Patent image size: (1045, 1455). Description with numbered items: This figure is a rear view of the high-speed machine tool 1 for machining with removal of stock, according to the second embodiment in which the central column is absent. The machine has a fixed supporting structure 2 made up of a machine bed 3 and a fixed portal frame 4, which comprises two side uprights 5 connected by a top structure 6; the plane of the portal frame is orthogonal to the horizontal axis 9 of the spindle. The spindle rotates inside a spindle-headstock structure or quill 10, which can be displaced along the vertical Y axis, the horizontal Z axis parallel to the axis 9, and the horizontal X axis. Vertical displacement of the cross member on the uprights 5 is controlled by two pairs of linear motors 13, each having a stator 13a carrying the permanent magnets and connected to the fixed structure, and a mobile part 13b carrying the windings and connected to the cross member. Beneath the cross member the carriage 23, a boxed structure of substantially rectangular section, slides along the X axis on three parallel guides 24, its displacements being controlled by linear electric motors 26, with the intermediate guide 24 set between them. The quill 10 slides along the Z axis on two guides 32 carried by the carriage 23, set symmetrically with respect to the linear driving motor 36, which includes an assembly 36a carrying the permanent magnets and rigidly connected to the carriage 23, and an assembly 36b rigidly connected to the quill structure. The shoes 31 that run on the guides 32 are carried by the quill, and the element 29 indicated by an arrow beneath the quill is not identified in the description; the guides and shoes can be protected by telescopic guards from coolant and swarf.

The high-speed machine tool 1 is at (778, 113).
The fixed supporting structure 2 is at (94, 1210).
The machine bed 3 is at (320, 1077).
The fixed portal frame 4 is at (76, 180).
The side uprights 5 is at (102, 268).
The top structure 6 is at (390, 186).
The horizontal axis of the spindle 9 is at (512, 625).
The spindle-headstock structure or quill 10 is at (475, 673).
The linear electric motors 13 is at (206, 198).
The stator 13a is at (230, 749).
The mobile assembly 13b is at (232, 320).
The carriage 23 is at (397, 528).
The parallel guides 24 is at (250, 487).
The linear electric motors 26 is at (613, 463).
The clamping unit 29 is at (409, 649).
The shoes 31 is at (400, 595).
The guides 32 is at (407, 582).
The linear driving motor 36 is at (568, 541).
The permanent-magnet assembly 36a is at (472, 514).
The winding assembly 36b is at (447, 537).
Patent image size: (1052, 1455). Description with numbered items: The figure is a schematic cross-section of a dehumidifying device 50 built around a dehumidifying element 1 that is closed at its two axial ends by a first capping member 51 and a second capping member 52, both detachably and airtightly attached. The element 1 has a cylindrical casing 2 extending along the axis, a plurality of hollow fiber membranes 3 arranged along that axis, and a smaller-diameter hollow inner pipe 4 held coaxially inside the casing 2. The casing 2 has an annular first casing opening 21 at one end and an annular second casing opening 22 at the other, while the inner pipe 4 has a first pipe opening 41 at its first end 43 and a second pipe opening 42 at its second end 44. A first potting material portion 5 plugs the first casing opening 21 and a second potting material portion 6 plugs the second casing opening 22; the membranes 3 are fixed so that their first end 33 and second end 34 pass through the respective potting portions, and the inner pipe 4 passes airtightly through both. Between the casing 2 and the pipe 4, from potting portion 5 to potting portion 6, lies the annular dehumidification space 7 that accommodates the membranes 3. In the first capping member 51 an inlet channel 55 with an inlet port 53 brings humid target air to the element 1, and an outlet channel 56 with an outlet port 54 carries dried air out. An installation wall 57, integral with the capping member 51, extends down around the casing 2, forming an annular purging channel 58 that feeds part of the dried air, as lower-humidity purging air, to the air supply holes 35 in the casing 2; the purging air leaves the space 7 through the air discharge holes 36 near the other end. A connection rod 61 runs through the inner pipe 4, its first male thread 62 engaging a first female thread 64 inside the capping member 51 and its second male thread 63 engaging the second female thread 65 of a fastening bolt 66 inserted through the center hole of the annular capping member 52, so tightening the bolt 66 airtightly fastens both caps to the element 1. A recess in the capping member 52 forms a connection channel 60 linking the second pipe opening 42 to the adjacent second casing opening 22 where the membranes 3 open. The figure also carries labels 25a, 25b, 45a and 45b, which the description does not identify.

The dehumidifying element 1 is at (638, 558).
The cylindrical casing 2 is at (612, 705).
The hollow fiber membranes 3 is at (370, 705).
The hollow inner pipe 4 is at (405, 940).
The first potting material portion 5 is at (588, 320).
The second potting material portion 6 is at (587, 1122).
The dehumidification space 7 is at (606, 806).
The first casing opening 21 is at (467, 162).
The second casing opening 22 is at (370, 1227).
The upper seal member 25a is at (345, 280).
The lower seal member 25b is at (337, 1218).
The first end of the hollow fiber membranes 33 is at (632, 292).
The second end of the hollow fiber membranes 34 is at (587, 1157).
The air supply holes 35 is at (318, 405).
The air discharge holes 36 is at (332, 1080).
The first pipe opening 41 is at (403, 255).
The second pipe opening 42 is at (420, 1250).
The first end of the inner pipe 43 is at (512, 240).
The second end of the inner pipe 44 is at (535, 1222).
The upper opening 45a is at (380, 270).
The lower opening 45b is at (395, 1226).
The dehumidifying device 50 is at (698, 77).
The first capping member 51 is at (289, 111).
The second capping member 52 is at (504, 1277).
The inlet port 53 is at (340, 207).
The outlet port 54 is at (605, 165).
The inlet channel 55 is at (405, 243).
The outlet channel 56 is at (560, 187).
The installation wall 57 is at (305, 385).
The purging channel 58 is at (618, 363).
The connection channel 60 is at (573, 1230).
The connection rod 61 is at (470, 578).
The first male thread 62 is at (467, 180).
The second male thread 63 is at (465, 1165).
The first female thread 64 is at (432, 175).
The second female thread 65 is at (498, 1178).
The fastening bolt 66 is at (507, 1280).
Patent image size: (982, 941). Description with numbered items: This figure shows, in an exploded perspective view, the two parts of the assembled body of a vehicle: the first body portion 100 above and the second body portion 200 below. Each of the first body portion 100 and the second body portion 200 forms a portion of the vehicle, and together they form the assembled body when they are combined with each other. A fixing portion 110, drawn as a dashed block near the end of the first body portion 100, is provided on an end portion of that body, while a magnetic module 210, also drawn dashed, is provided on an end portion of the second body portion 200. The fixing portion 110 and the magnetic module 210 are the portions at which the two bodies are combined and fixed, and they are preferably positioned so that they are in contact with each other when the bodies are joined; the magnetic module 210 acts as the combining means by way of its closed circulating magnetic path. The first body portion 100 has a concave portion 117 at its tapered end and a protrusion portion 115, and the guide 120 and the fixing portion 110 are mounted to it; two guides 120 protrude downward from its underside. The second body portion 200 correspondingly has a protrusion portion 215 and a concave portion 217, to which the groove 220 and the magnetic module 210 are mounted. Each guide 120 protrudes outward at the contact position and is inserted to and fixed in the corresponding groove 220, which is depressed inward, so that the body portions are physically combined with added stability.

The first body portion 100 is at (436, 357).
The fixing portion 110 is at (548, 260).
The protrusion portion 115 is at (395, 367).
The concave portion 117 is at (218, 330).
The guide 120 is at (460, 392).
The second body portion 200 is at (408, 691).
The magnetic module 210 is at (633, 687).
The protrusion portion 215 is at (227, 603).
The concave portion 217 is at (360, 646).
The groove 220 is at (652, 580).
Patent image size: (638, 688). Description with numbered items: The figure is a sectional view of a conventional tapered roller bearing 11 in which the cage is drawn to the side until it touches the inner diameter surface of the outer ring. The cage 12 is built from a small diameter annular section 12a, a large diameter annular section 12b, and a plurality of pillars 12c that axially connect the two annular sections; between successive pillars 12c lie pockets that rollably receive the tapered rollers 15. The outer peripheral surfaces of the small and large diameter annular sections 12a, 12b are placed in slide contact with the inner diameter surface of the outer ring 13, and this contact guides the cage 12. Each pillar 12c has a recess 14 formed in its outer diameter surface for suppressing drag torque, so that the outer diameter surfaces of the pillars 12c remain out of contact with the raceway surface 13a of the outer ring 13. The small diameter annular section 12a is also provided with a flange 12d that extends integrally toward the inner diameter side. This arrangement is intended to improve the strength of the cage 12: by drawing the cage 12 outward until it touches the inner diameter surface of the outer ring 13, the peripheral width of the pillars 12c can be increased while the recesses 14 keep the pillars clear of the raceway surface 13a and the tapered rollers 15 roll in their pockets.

INSTRUCTIONS FOR THE TASK: Copy out again, without any change, the stretch of items from the line containing "Patent image size: (982, 941)." through the line containing "The guide 120 is at (460, 392).", including both of those lines.

CORRECT RESPONSE:
Patent image size: (982, 941). Description with numbered items: This figure shows, in an exploded perspective view, the two parts of the assembled body of a vehicle: the first body portion 100 above and the second body portion 200 below. Each of the first body portion 100 and the second body portion 200 forms a portion of the vehicle, and together they form the assembled body when they are combined with each other. A fixing portion 110, drawn as a dashed block near the end of the first body portion 100, is provided on an end portion of that body, while a magnetic module 210, also drawn dashed, is provided on an end portion of the second body portion 200. The fixing portion 110 and the magnetic module 210 are the portions at which the two bodies are combined and fixed, and they are preferably positioned so that they are in contact with each other when the bodies are joined; the magnetic module 210 acts as the combining means by way of its closed circulating magnetic path. The first body portion 100 has a concave portion 117 at its tapered end and a protrusion portion 115, and the guide 120 and the fixing portion 110 are mounted to it; two guides 120 protrude downward from its underside. The second body portion 200 correspondingly has a protrusion portion 215 and a concave portion 217, to which the groove 220 and the magnetic module 210 are mounted. Each guide 120 protrudes outward at the contact position and is inserted to and fixed in the corresponding groove 220, which is depressed inward, so that the body portions are physically combined with added stability.

The first body portion 100 is at (436, 357).
The fixing portion 110 is at (548, 260).
The protrusion portion 115 is at (395, 367).
The concave portion 117 is at (218, 330).
The guide 120 is at (460, 392).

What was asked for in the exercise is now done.